GIVEN TASK >> Search the records below for the word "cases". Pull out each line that has it.

▼▼▼

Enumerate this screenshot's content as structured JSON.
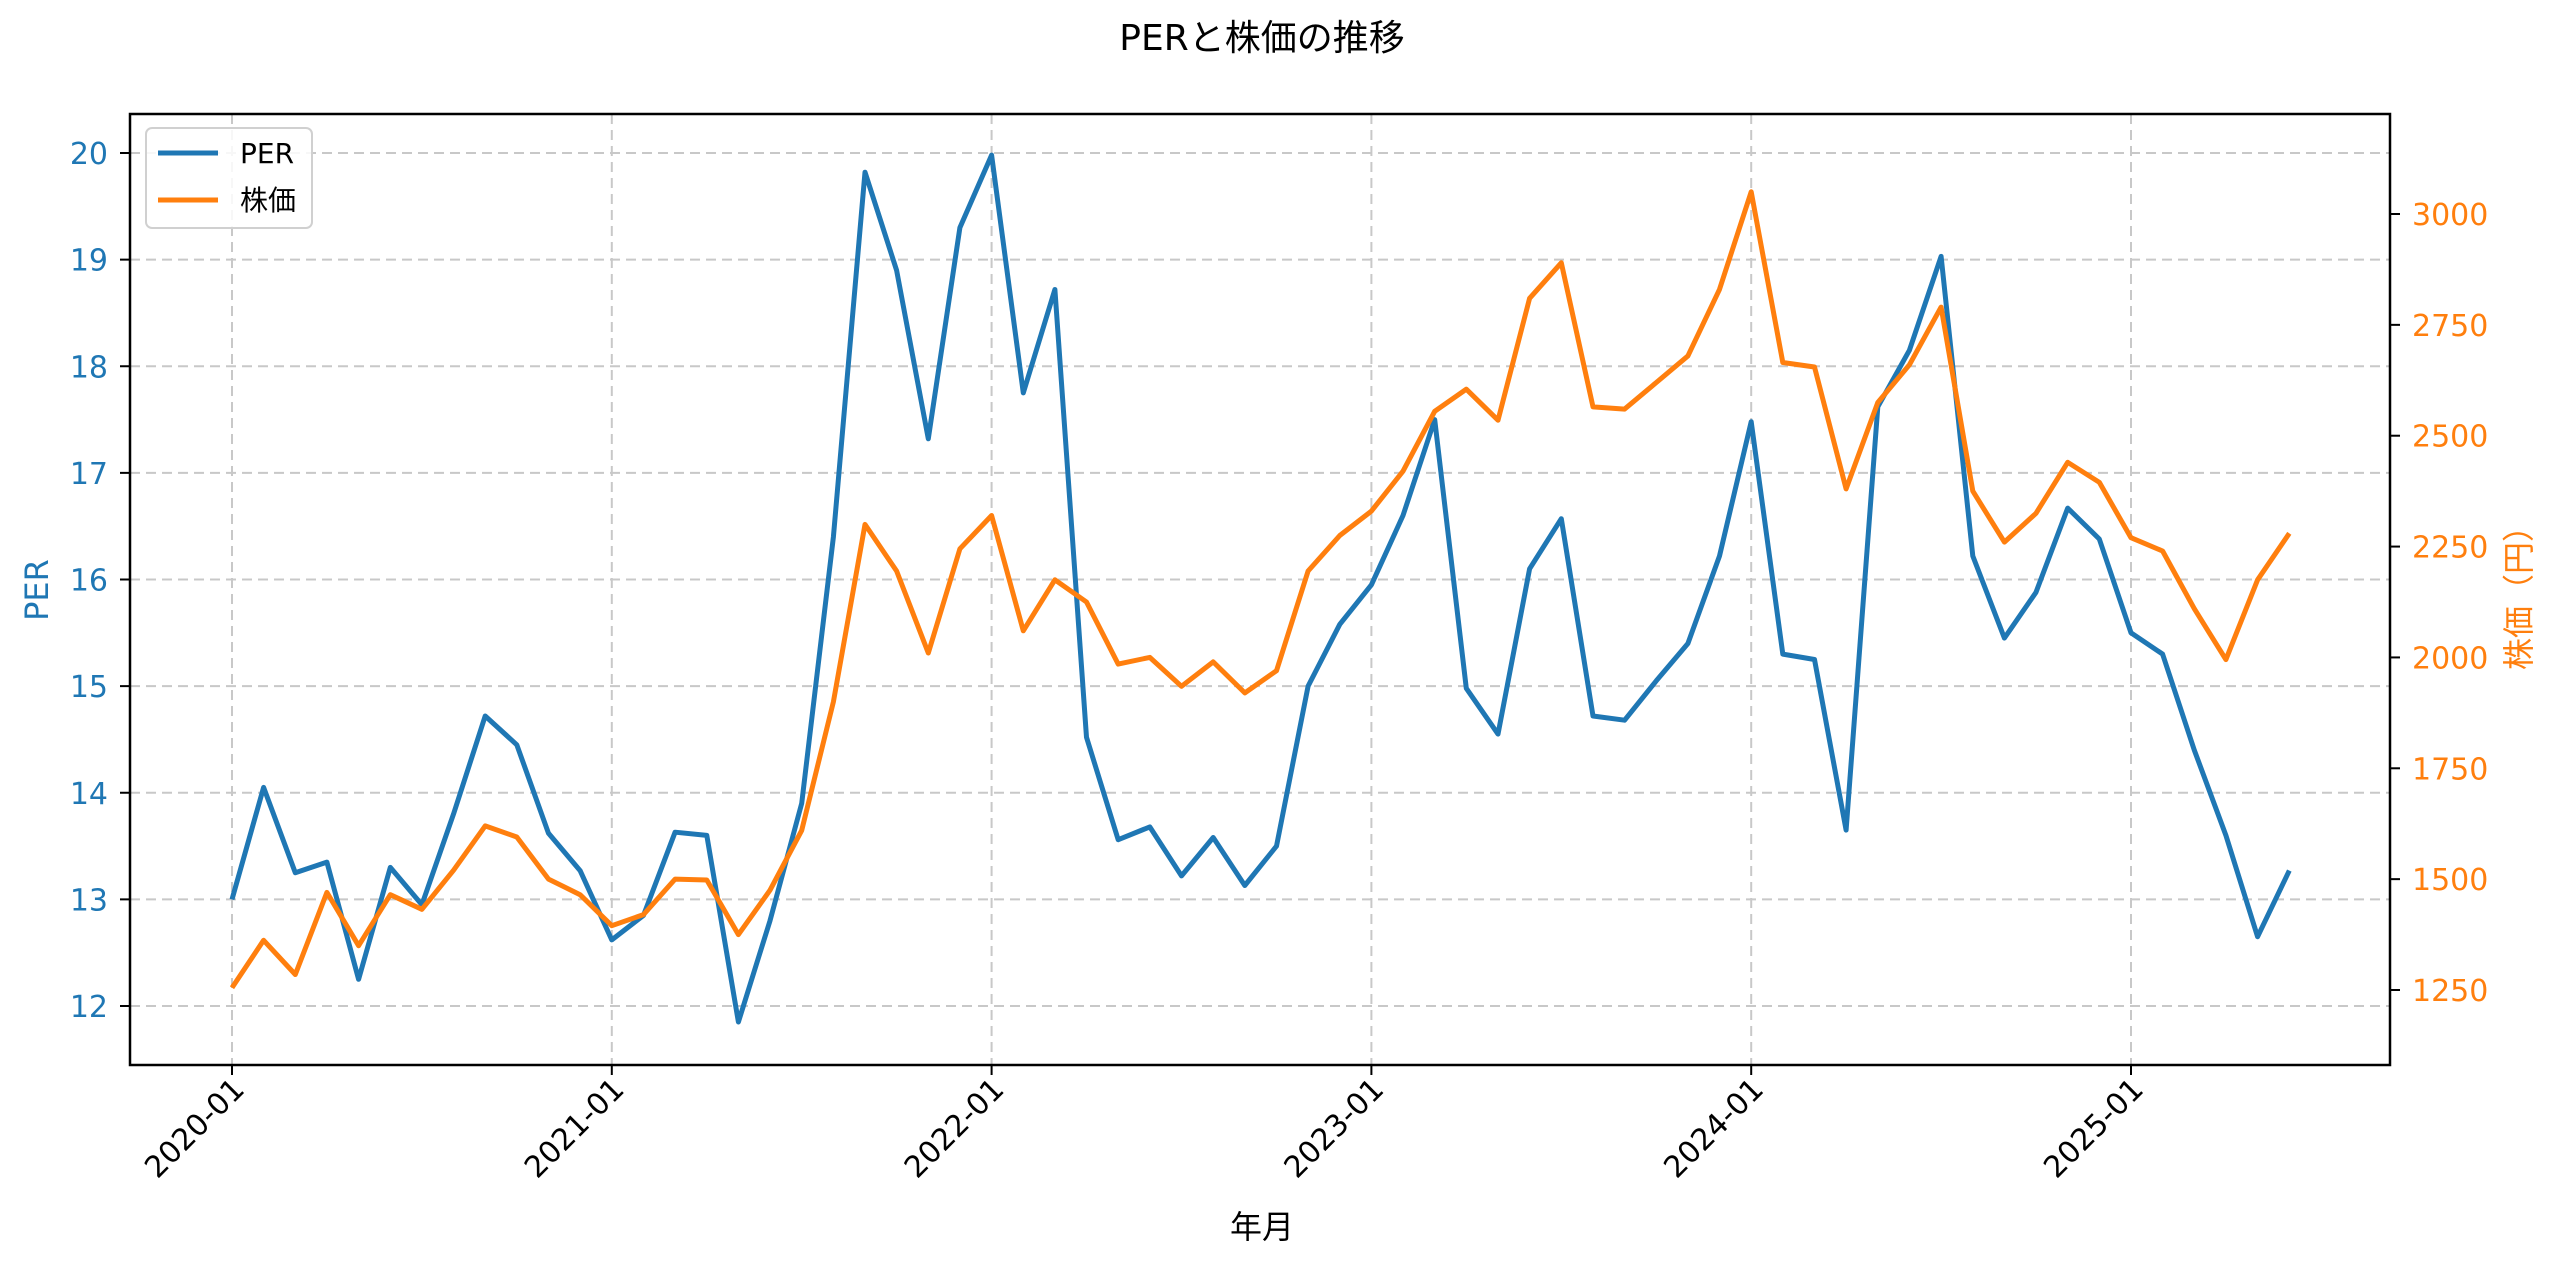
{
  "chart_data": {
    "type": "line",
    "title": "PERと株価の推移",
    "xlabel": "年月",
    "ylabel": "PER",
    "ylabel_right": "株価（円）",
    "x_tick_labels": [
      "2020-01",
      "2021-01",
      "2022-01",
      "2023-01",
      "2024-01",
      "2025-01"
    ],
    "y_ticks_left": [
      12,
      13,
      14,
      15,
      16,
      17,
      18,
      19,
      20
    ],
    "y_ticks_right": [
      1250,
      1500,
      1750,
      2000,
      2250,
      2500,
      2750,
      3000
    ],
    "ylim_left": [
      11.4,
      20.35
    ],
    "ylim_right": [
      1070,
      3220
    ],
    "grid": true,
    "legend_position": "upper left",
    "x": [
      "2020-01",
      "2020-02",
      "2020-03",
      "2020-04",
      "2020-05",
      "2020-06",
      "2020-07",
      "2020-08",
      "2020-09",
      "2020-10",
      "2020-11",
      "2020-12",
      "2021-01",
      "2021-02",
      "2021-03",
      "2021-04",
      "2021-05",
      "2021-06",
      "2021-07",
      "2021-08",
      "2021-09",
      "2021-10",
      "2021-11",
      "2021-12",
      "2022-01",
      "2022-02",
      "2022-03",
      "2022-04",
      "2022-05",
      "2022-06",
      "2022-07",
      "2022-08",
      "2022-09",
      "2022-10",
      "2022-11",
      "2022-12",
      "2023-01",
      "2023-02",
      "2023-03",
      "2023-04",
      "2023-05",
      "2023-06",
      "2023-07",
      "2023-08",
      "2023-09",
      "2023-10",
      "2023-11",
      "2023-12",
      "2024-01",
      "2024-02",
      "2024-03",
      "2024-04",
      "2024-05",
      "2024-06",
      "2024-07",
      "2024-08",
      "2024-09",
      "2024-10",
      "2024-11",
      "2024-12",
      "2025-01",
      "2025-02",
      "2025-03",
      "2025-04",
      "2025-05",
      "2025-06"
    ],
    "series": [
      {
        "name": "PER",
        "axis": "left",
        "color": "#1f77b4",
        "values": [
          13.0,
          14.05,
          13.25,
          13.35,
          12.25,
          13.3,
          12.95,
          13.8,
          14.72,
          14.45,
          13.62,
          13.27,
          12.62,
          12.85,
          13.63,
          13.6,
          11.85,
          12.8,
          13.9,
          16.4,
          19.82,
          18.9,
          17.32,
          19.3,
          19.98,
          17.75,
          18.72,
          14.52,
          13.56,
          13.68,
          13.22,
          13.58,
          13.13,
          13.5,
          15.0,
          15.58,
          15.95,
          16.6,
          17.5,
          14.98,
          14.55,
          16.1,
          16.57,
          14.72,
          14.68,
          15.05,
          15.4,
          16.22,
          17.48,
          15.3,
          15.25,
          13.65,
          17.62,
          18.15,
          19.03,
          16.22,
          15.45,
          15.88,
          16.67,
          16.38,
          15.5,
          15.3,
          14.4,
          13.6,
          12.65,
          13.27
        ]
      },
      {
        "name": "株価",
        "axis": "right",
        "color": "#ff7f0e",
        "values": [
          1255,
          1362,
          1285,
          1470,
          1350,
          1465,
          1432,
          1520,
          1620,
          1595,
          1500,
          1465,
          1395,
          1420,
          1500,
          1498,
          1375,
          1475,
          1610,
          1900,
          2300,
          2195,
          2010,
          2245,
          2320,
          2060,
          2175,
          2125,
          1985,
          2000,
          1935,
          1990,
          1920,
          1970,
          2195,
          2275,
          2330,
          2420,
          2555,
          2605,
          2535,
          2810,
          2890,
          2565,
          2560,
          2620,
          2680,
          2830,
          3050,
          2665,
          2655,
          2380,
          2575,
          2660,
          2790,
          2375,
          2260,
          2325,
          2440,
          2395,
          2270,
          2240,
          2110,
          1995,
          2175,
          2280
        ]
      }
    ]
  },
  "legend": {
    "items": [
      {
        "label": "PER",
        "color": "#1f77b4"
      },
      {
        "label": "株価",
        "color": "#ff7f0e"
      }
    ]
  },
  "colors": {
    "per": "#1f77b4",
    "price": "#ff7f0e",
    "grid": "#c8c8c8",
    "axis": "#000000"
  }
}
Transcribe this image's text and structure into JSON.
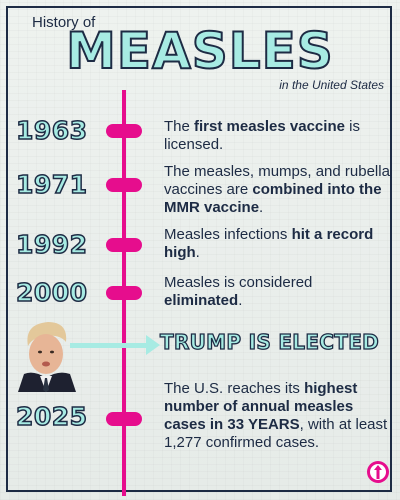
{
  "header": {
    "pre_title": "History of",
    "title": "MEASLES",
    "subtitle": "in the United States"
  },
  "events": [
    {
      "year": "1963",
      "text_before": "The ",
      "bold1": "first measles vaccine",
      "text_mid": " is licensed.",
      "bold2": "",
      "text_after": ""
    },
    {
      "year": "1971",
      "text_before": "The measles, mumps, and rubella vaccines are ",
      "bold1": "combined into the MMR vaccine",
      "text_mid": ".",
      "bold2": "",
      "text_after": ""
    },
    {
      "year": "1992",
      "text_before": "Measles infections ",
      "bold1": "hit a record high",
      "text_mid": ".",
      "bold2": "",
      "text_after": ""
    },
    {
      "year": "2000",
      "text_before": "Measles is considered ",
      "bold1": "eliminated",
      "text_mid": ".",
      "bold2": "",
      "text_after": ""
    },
    {
      "year": "2025",
      "text_before": "The U.S. reaches its ",
      "bold1": "highest number of annual measles cases in 33 YEARS",
      "text_mid": ", with at least 1,277 confirmed cases.",
      "bold2": "",
      "text_after": ""
    }
  ],
  "callout": {
    "label": "TRUMP IS ELECTED"
  },
  "colors": {
    "accent": "#e60d8d",
    "mint": "#a7ebe3",
    "navy": "#1d2b44"
  },
  "icons": {
    "portrait": "person-portrait-photo",
    "logo": "brand-logo-icon"
  }
}
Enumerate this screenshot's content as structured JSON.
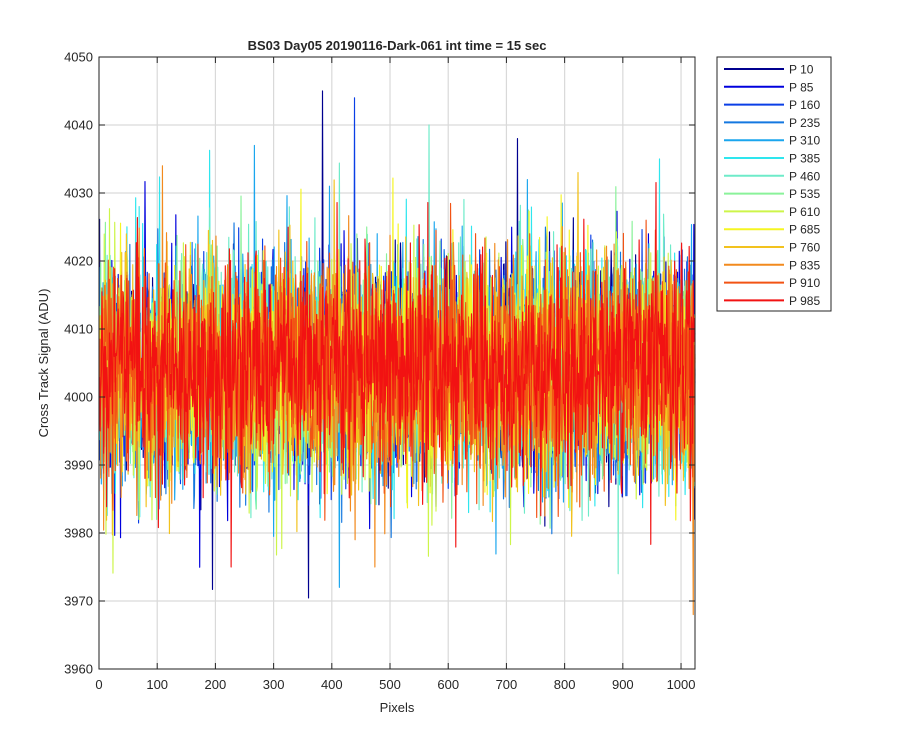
{
  "chart_data": {
    "type": "line",
    "title": "BS03 Day05 20190116-Dark-061 int time = 15 sec",
    "xlabel": "Pixels",
    "ylabel": "Cross Track Signal (ADU)",
    "xlim": [
      0,
      1024
    ],
    "ylim": [
      3960,
      4050
    ],
    "xticks": [
      0,
      100,
      200,
      300,
      400,
      500,
      600,
      700,
      800,
      900,
      1000
    ],
    "yticks": [
      3960,
      3970,
      3980,
      3990,
      4000,
      4010,
      4020,
      4030,
      4040,
      4050
    ],
    "grid": true,
    "legend_position": "outside-top-right",
    "noise": {
      "mean": 4004,
      "sd": 8,
      "min": 3968,
      "max": 4045,
      "points_per_series": 1024
    },
    "series": [
      {
        "name": "P 10",
        "color": "#00008F"
      },
      {
        "name": "P 85",
        "color": "#0000DD"
      },
      {
        "name": "P 160",
        "color": "#0A3FE6"
      },
      {
        "name": "P 235",
        "color": "#1478E0"
      },
      {
        "name": "P 310",
        "color": "#1AA6EE"
      },
      {
        "name": "P 385",
        "color": "#2EE6EE"
      },
      {
        "name": "P 460",
        "color": "#6EEBC9"
      },
      {
        "name": "P 535",
        "color": "#8AF29A"
      },
      {
        "name": "P 610",
        "color": "#CDF54A"
      },
      {
        "name": "P 685",
        "color": "#F5F522"
      },
      {
        "name": "P 760",
        "color": "#F2C21E"
      },
      {
        "name": "P 835",
        "color": "#F28A1E"
      },
      {
        "name": "P 910",
        "color": "#F25314"
      },
      {
        "name": "P 985",
        "color": "#F21212"
      }
    ],
    "spikes": [
      {
        "series": "P 10",
        "x": 383,
        "y": 4045
      },
      {
        "series": "P 160",
        "x": 438,
        "y": 4044
      },
      {
        "series": "P 10",
        "x": 718,
        "y": 4038
      },
      {
        "series": "P 460",
        "x": 566,
        "y": 4040
      },
      {
        "series": "P 310",
        "x": 412,
        "y": 3972
      },
      {
        "series": "P 310",
        "x": 266,
        "y": 4037
      },
      {
        "series": "P 835",
        "x": 108,
        "y": 4034
      },
      {
        "series": "P 460",
        "x": 891,
        "y": 3974
      },
      {
        "series": "P 985",
        "x": 226,
        "y": 3975
      },
      {
        "series": "P 835",
        "x": 1020,
        "y": 3968
      },
      {
        "series": "P 385",
        "x": 962,
        "y": 4035
      },
      {
        "series": "P 835",
        "x": 473,
        "y": 3975
      },
      {
        "series": "P 760",
        "x": 822,
        "y": 4033
      }
    ]
  }
}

▲▲▲

SOLUTION TO THIS TASK >>
      "bold1": "highest number of annual measles cases in 33 YEARS",
      "text_mid": ", with at least 1,277 confirmed cases.",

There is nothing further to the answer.